-- BEGIN --
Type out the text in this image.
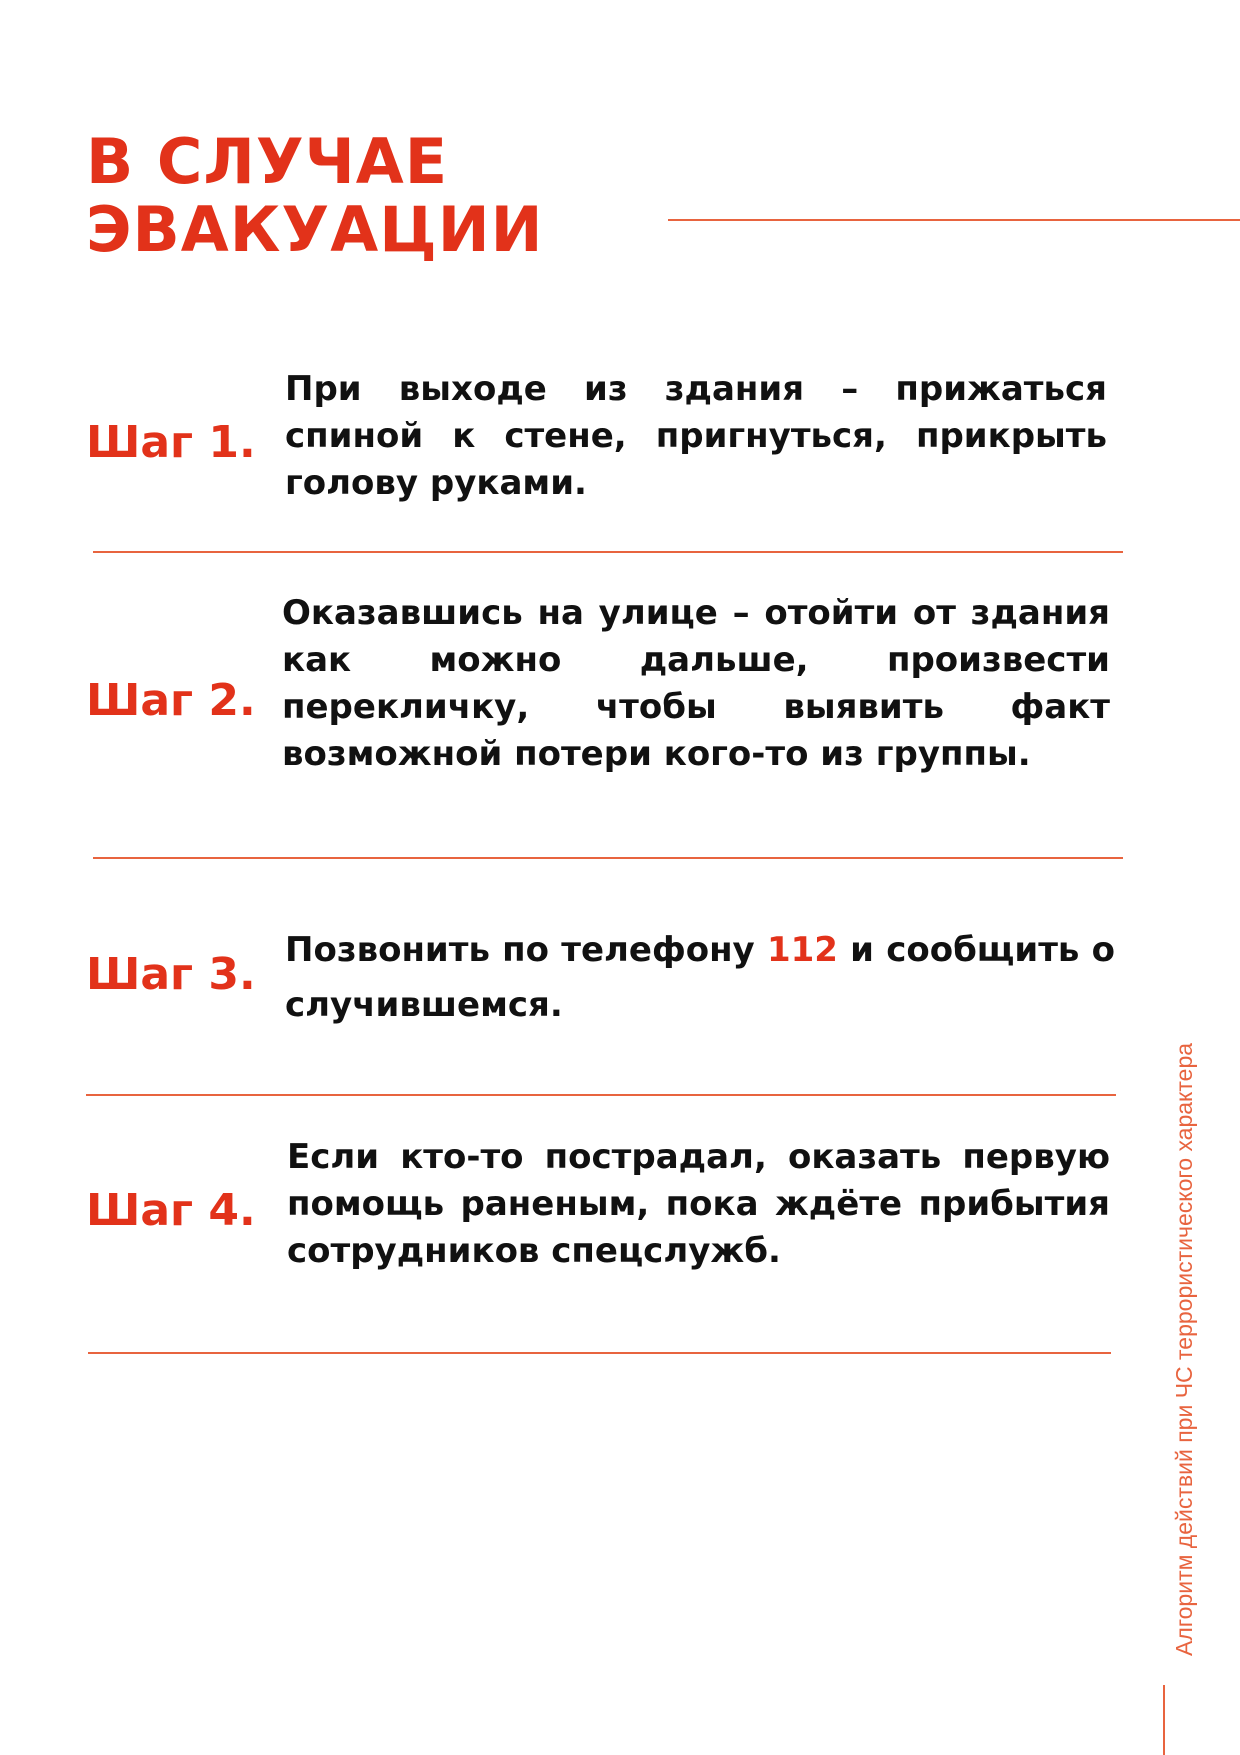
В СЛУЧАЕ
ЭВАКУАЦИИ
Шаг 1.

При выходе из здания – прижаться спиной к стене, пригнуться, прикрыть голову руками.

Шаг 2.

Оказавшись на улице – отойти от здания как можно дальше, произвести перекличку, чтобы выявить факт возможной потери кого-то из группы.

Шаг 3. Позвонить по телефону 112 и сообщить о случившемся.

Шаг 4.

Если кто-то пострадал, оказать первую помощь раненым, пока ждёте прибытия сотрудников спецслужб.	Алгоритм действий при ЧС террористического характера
-- END --
Out of the preceding entries, pull every line containing the string "здания".

SOLUTION:
При выходе из здания – прижаться спиной к стене, пригнуться, прикрыть голову руками.
Оказавшись на улице – отойти от здания как можно дальше, произвести перекличку, чтобы выявить факт возможной потери кого-то из группы.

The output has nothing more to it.